## Start Raw data

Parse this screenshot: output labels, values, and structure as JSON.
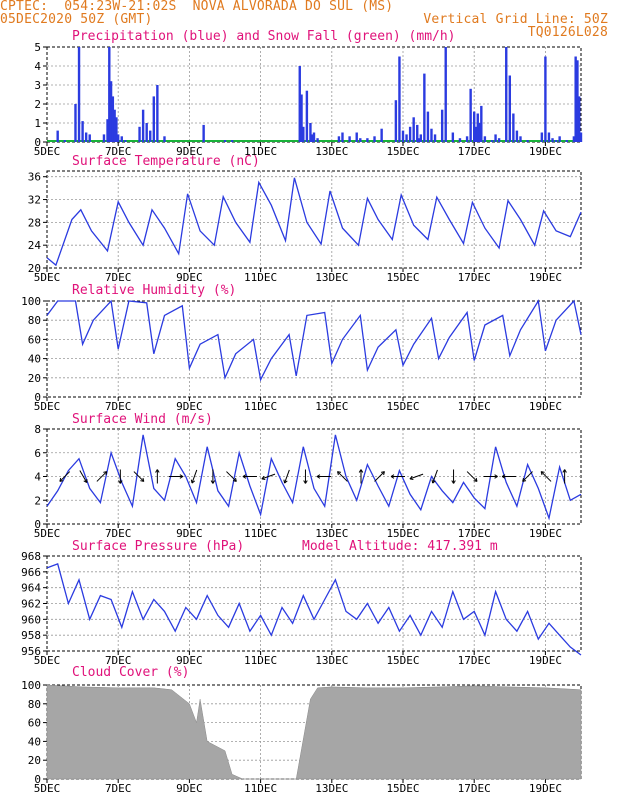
{
  "header": {
    "line1_left": "CPTEC:  054:23W-21:02S  NOVA ALVORADA DO SUL (MS)",
    "line2_left": "05DEC2020 50Z (GMT)",
    "line2_right": "Vertical Grid Line: 50Z",
    "line3_right": "TQ0126L028"
  },
  "colors": {
    "header": "#e07a1f",
    "title": "#e0127a",
    "line": "#2b3be0",
    "snow": "#19b23a",
    "cloud": "#a6a6a6"
  },
  "x_axis": {
    "labels": [
      "5DEC",
      "7DEC",
      "9DEC",
      "11DEC",
      "13DEC",
      "15DEC",
      "17DEC",
      "19DEC"
    ],
    "range_days": [
      0,
      15
    ]
  },
  "panels": {
    "precip": {
      "title": "Precipitation (blue) and Snow Fall (green) (mm/h)",
      "yticks": [
        "0",
        "1",
        "2",
        "3",
        "4",
        "5"
      ]
    },
    "temp": {
      "title": "Surface Temperature (nC)",
      "yticks": [
        "20",
        "24",
        "28",
        "32",
        "36"
      ]
    },
    "humidity": {
      "title": "Relative Humidity (%)",
      "yticks": [
        "0",
        "20",
        "40",
        "60",
        "80",
        "100"
      ]
    },
    "wind": {
      "title": "Surface Wind (m/s)",
      "yticks": [
        "0",
        "2",
        "4",
        "6",
        "8"
      ]
    },
    "pressure": {
      "title": "Surface Pressure (hPa)",
      "altitude": "Model Altitude: 417.391 m",
      "yticks": [
        "956",
        "958",
        "960",
        "962",
        "964",
        "966",
        "968"
      ]
    },
    "cloud": {
      "title": "Cloud Cover (%)",
      "yticks": [
        "0",
        "20",
        "40",
        "60",
        "80",
        "100"
      ]
    }
  },
  "chart_data": [
    {
      "type": "bar",
      "title": "Precipitation (blue) and Snow Fall (green) (mm/h)",
      "ylim": [
        0,
        5
      ],
      "x_unit": "days since 5DEC",
      "series": [
        {
          "name": "Precipitation",
          "x": [
            0.3,
            0.5,
            0.8,
            0.9,
            1.0,
            1.1,
            1.2,
            1.6,
            1.7,
            1.75,
            1.8,
            1.85,
            1.9,
            1.95,
            2.0,
            2.1,
            2.2,
            2.6,
            2.7,
            2.8,
            2.9,
            3.0,
            3.1,
            3.3,
            4.4,
            5.0,
            5.2,
            7.1,
            7.15,
            7.2,
            7.3,
            7.4,
            7.45,
            7.5,
            7.6,
            8.2,
            8.3,
            8.5,
            8.7,
            8.8,
            9.0,
            9.2,
            9.4,
            9.8,
            9.9,
            10.0,
            10.1,
            10.2,
            10.3,
            10.4,
            10.45,
            10.5,
            10.6,
            10.7,
            10.8,
            10.9,
            11.1,
            11.2,
            11.4,
            11.6,
            11.8,
            11.9,
            12.0,
            12.05,
            12.1,
            12.15,
            12.2,
            12.3,
            12.5,
            12.6,
            12.7,
            12.9,
            13.0,
            13.1,
            13.2,
            13.3,
            13.5,
            13.9,
            14.0,
            14.1,
            14.2,
            14.3,
            14.4,
            14.6,
            14.8,
            14.85,
            14.9,
            14.95,
            15.0
          ],
          "values": [
            0.6,
            0.1,
            2.0,
            5.0,
            1.1,
            0.5,
            0.4,
            0.4,
            1.2,
            5.0,
            3.2,
            2.4,
            1.7,
            1.3,
            0.4,
            0.3,
            0.1,
            0.8,
            1.7,
            1.0,
            0.6,
            2.4,
            3.0,
            0.3,
            0.9,
            0.1,
            0.1,
            4.0,
            2.5,
            0.8,
            2.7,
            1.0,
            0.4,
            0.5,
            0.2,
            0.3,
            0.5,
            0.3,
            0.5,
            0.2,
            0.2,
            0.3,
            0.7,
            2.2,
            4.5,
            0.6,
            0.4,
            0.8,
            1.3,
            0.9,
            0.2,
            0.4,
            3.6,
            1.6,
            0.7,
            0.4,
            1.7,
            5.0,
            0.5,
            0.2,
            0.3,
            2.8,
            1.6,
            0.8,
            1.5,
            1.0,
            1.9,
            0.3,
            0.1,
            0.4,
            0.2,
            5.0,
            3.5,
            1.5,
            0.6,
            0.3,
            0.1,
            0.5,
            4.5,
            0.5,
            0.2,
            0.1,
            0.3,
            0.1,
            0.3,
            4.5,
            4.3,
            2.4,
            0.5
          ]
        }
      ]
    },
    {
      "type": "line",
      "title": "Surface Temperature (nC)",
      "ylim": [
        20,
        37
      ],
      "series": [
        {
          "name": "Temperature",
          "x": [
            0,
            0.25,
            0.7,
            0.95,
            1.25,
            1.7,
            2.0,
            2.3,
            2.7,
            2.95,
            3.3,
            3.7,
            3.95,
            4.3,
            4.7,
            4.95,
            5.3,
            5.7,
            5.95,
            6.3,
            6.7,
            6.95,
            7.3,
            7.7,
            7.95,
            8.3,
            8.75,
            9.0,
            9.3,
            9.7,
            9.95,
            10.3,
            10.7,
            10.95,
            11.3,
            11.7,
            11.95,
            12.3,
            12.7,
            12.95,
            13.3,
            13.7,
            13.95,
            14.3,
            14.7,
            15.0
          ],
          "values": [
            21.8,
            20.5,
            28.5,
            30.2,
            26.5,
            23.0,
            31.6,
            28.0,
            24.0,
            30.2,
            27.0,
            22.5,
            33.0,
            26.5,
            24.0,
            32.5,
            28.0,
            24.5,
            35.0,
            31.0,
            24.8,
            35.8,
            28.0,
            24.2,
            33.5,
            27.0,
            24.0,
            32.2,
            28.5,
            25.0,
            32.8,
            27.5,
            25.0,
            32.4,
            28.5,
            24.3,
            31.5,
            27.0,
            23.5,
            31.8,
            28.5,
            24.0,
            30.0,
            26.5,
            25.5,
            29.8
          ]
        }
      ]
    },
    {
      "type": "line",
      "title": "Relative Humidity (%)",
      "ylim": [
        0,
        100
      ],
      "series": [
        {
          "name": "Relative Humidity",
          "x": [
            0,
            0.3,
            0.8,
            1.0,
            1.3,
            1.8,
            2.0,
            2.3,
            2.8,
            3.0,
            3.3,
            3.8,
            4.0,
            4.3,
            4.8,
            5.0,
            5.3,
            5.8,
            6.0,
            6.3,
            6.8,
            7.0,
            7.3,
            7.8,
            8.0,
            8.3,
            8.8,
            9.0,
            9.3,
            9.8,
            10.0,
            10.3,
            10.8,
            11.0,
            11.3,
            11.8,
            12.0,
            12.3,
            12.8,
            13.0,
            13.3,
            13.8,
            14.0,
            14.3,
            14.8,
            15.0
          ],
          "values": [
            85,
            100,
            100,
            55,
            80,
            100,
            50,
            100,
            98,
            45,
            85,
            95,
            30,
            55,
            65,
            20,
            45,
            60,
            18,
            40,
            65,
            22,
            85,
            88,
            35,
            60,
            85,
            28,
            52,
            70,
            33,
            55,
            82,
            40,
            62,
            88,
            38,
            75,
            85,
            43,
            70,
            100,
            48,
            80,
            100,
            65
          ]
        }
      ]
    },
    {
      "type": "line",
      "title": "Surface Wind (m/s)",
      "ylim": [
        0,
        8
      ],
      "series": [
        {
          "name": "Wind speed",
          "x": [
            0,
            0.3,
            0.6,
            0.9,
            1.2,
            1.5,
            1.8,
            2.1,
            2.4,
            2.7,
            3.0,
            3.3,
            3.6,
            3.9,
            4.2,
            4.5,
            4.8,
            5.1,
            5.4,
            5.7,
            6.0,
            6.3,
            6.6,
            6.9,
            7.2,
            7.5,
            7.8,
            8.1,
            8.4,
            8.7,
            9.0,
            9.3,
            9.6,
            9.9,
            10.2,
            10.5,
            10.8,
            11.1,
            11.4,
            11.7,
            12.0,
            12.3,
            12.6,
            12.9,
            13.2,
            13.5,
            13.8,
            14.1,
            14.4,
            14.7,
            15.0
          ],
          "values": [
            1.5,
            2.8,
            4.5,
            5.5,
            3.0,
            1.8,
            6.0,
            3.5,
            1.5,
            7.5,
            3.0,
            2.0,
            5.5,
            4.0,
            1.8,
            6.5,
            2.8,
            1.5,
            6.0,
            3.2,
            0.8,
            5.5,
            3.5,
            1.8,
            6.5,
            3.0,
            1.5,
            7.5,
            4.0,
            2.0,
            5.0,
            3.2,
            1.5,
            4.5,
            2.5,
            1.2,
            4.0,
            2.8,
            1.8,
            3.5,
            2.2,
            1.3,
            6.5,
            3.5,
            1.5,
            5.0,
            3.0,
            0.5,
            4.8,
            2.0,
            2.5
          ]
        }
      ]
    },
    {
      "type": "line",
      "title": "Surface Pressure (hPa)",
      "ylim": [
        956,
        968
      ],
      "series": [
        {
          "name": "Surface Pressure",
          "x": [
            0,
            0.3,
            0.6,
            0.9,
            1.2,
            1.5,
            1.8,
            2.1,
            2.4,
            2.7,
            3.0,
            3.3,
            3.6,
            3.9,
            4.2,
            4.5,
            4.8,
            5.1,
            5.4,
            5.7,
            6.0,
            6.3,
            6.6,
            6.9,
            7.2,
            7.5,
            7.8,
            8.1,
            8.4,
            8.7,
            9.0,
            9.3,
            9.6,
            9.9,
            10.2,
            10.5,
            10.8,
            11.1,
            11.4,
            11.7,
            12.0,
            12.3,
            12.6,
            12.9,
            13.2,
            13.5,
            13.8,
            14.1,
            14.4,
            14.7,
            15.0
          ],
          "values": [
            966.5,
            967.0,
            962.0,
            965.0,
            960.0,
            963.0,
            962.5,
            959.0,
            963.5,
            960.0,
            962.5,
            961.0,
            958.5,
            961.5,
            960.0,
            963.0,
            960.5,
            959.0,
            962.0,
            958.5,
            960.5,
            958.0,
            961.5,
            959.5,
            963.0,
            960.0,
            962.5,
            965.0,
            961.0,
            960.0,
            962.0,
            959.5,
            961.5,
            958.5,
            960.5,
            958.0,
            961.0,
            959.0,
            963.5,
            960.0,
            961.0,
            958.0,
            963.5,
            960.0,
            958.5,
            961.0,
            957.5,
            959.5,
            958.0,
            956.5,
            955.5
          ]
        }
      ]
    },
    {
      "type": "area",
      "title": "Cloud Cover (%)",
      "ylim": [
        0,
        100
      ],
      "series": [
        {
          "name": "Cloud Cover",
          "x": [
            0,
            1,
            2,
            3,
            3.5,
            4.0,
            4.2,
            4.3,
            4.5,
            5.0,
            5.2,
            5.5,
            5.8,
            6.0,
            6.5,
            7.0,
            7.4,
            7.6,
            8.0,
            9.0,
            10.0,
            11.0,
            12.0,
            13.0,
            14.0,
            15.0
          ],
          "values": [
            100,
            98,
            97,
            97,
            95,
            80,
            60,
            85,
            40,
            30,
            5,
            0,
            0,
            0,
            0,
            0,
            85,
            97,
            98,
            97,
            97,
            98,
            99,
            98,
            97,
            95
          ]
        }
      ]
    }
  ]
}
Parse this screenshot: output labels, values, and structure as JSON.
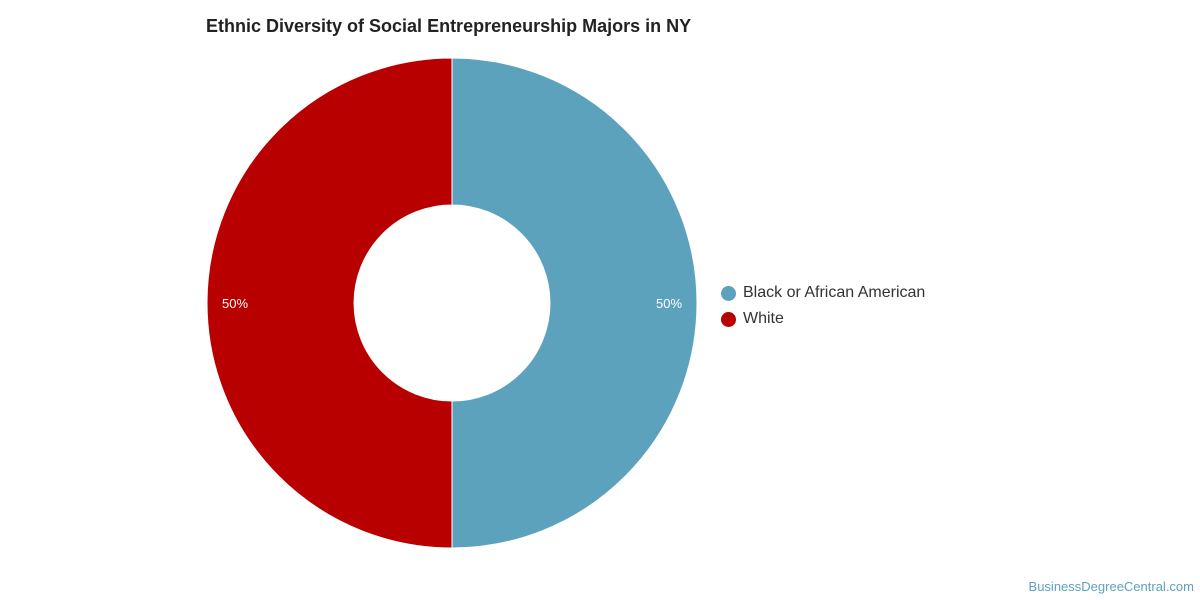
{
  "chart_data": {
    "type": "pie",
    "title": "Ethnic Diversity of Social Entrepreneurship Majors in NY",
    "donut": true,
    "legend_position": "right",
    "slices": [
      {
        "label": "Black or African American",
        "value": 50,
        "display": "50%",
        "color": "#5ca2bd"
      },
      {
        "label": "White",
        "value": 50,
        "display": "50%",
        "color": "#b80000"
      }
    ]
  },
  "watermark": "BusinessDegreeCentral.com"
}
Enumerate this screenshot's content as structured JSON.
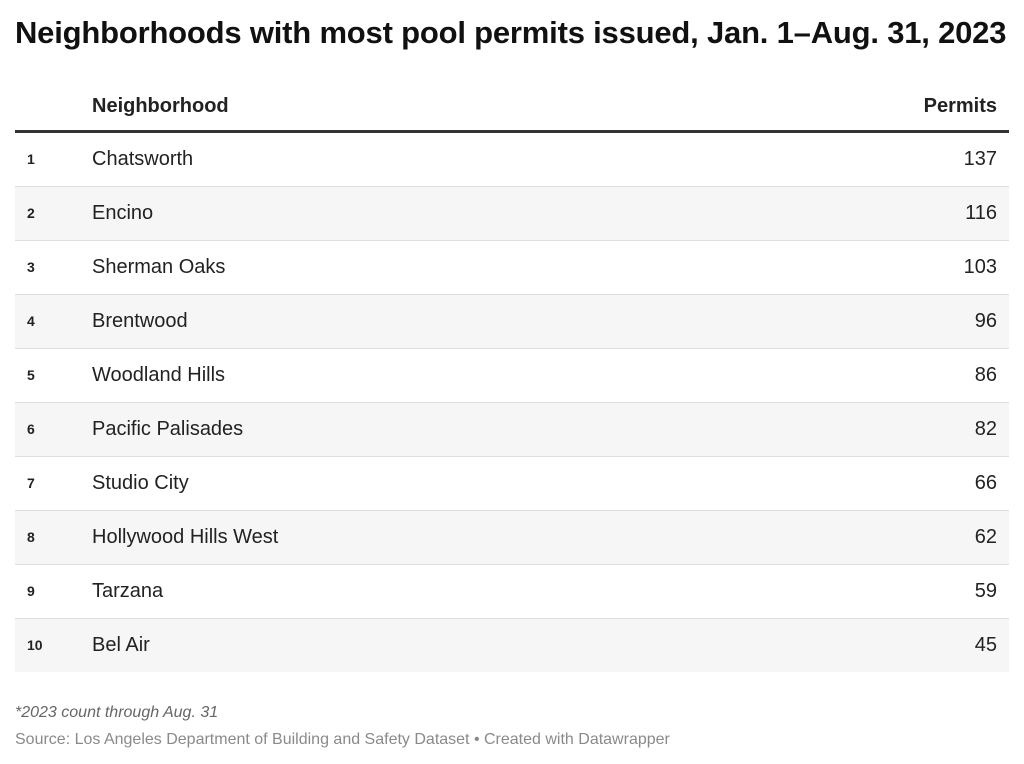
{
  "title": "Neighborhoods with most pool permits issued, Jan. 1–Aug. 31, 2023",
  "table": {
    "headers": {
      "rank": "",
      "neighborhood": "Neighborhood",
      "permits": "Permits"
    },
    "rows": [
      {
        "rank": "1",
        "neighborhood": "Chatsworth",
        "permits": "137"
      },
      {
        "rank": "2",
        "neighborhood": "Encino",
        "permits": "116"
      },
      {
        "rank": "3",
        "neighborhood": "Sherman Oaks",
        "permits": "103"
      },
      {
        "rank": "4",
        "neighborhood": "Brentwood",
        "permits": "96"
      },
      {
        "rank": "5",
        "neighborhood": "Woodland Hills",
        "permits": "86"
      },
      {
        "rank": "6",
        "neighborhood": "Pacific Palisades",
        "permits": "82"
      },
      {
        "rank": "7",
        "neighborhood": "Studio City",
        "permits": "66"
      },
      {
        "rank": "8",
        "neighborhood": "Hollywood Hills West",
        "permits": "62"
      },
      {
        "rank": "9",
        "neighborhood": "Tarzana",
        "permits": "59"
      },
      {
        "rank": "10",
        "neighborhood": "Bel Air",
        "permits": "45"
      }
    ]
  },
  "footer": {
    "note": "*2023 count through Aug. 31",
    "source": "Source: Los Angeles Department of Building and Safety Dataset • Created with Datawrapper"
  },
  "chart_data": {
    "type": "table",
    "title": "Neighborhoods with most pool permits issued, Jan. 1–Aug. 31, 2023",
    "columns": [
      "",
      "Neighborhood",
      "Permits"
    ],
    "categories": [
      "Chatsworth",
      "Encino",
      "Sherman Oaks",
      "Brentwood",
      "Woodland Hills",
      "Pacific Palisades",
      "Studio City",
      "Hollywood Hills West",
      "Tarzana",
      "Bel Air"
    ],
    "values": [
      137,
      116,
      103,
      96,
      86,
      82,
      66,
      62,
      59,
      45
    ],
    "ranks": [
      1,
      2,
      3,
      4,
      5,
      6,
      7,
      8,
      9,
      10
    ],
    "colors": {
      "header_rule": "#333333",
      "stripe": "#f6f6f6",
      "row_rule": "#dedede"
    }
  }
}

## End Raw data

The request: Go through the records above, find every line with the word "Hollywood", and list those lines.

Completed exercise:
        "neighborhood": "Hollywood Hills West",
      "Hollywood Hills West",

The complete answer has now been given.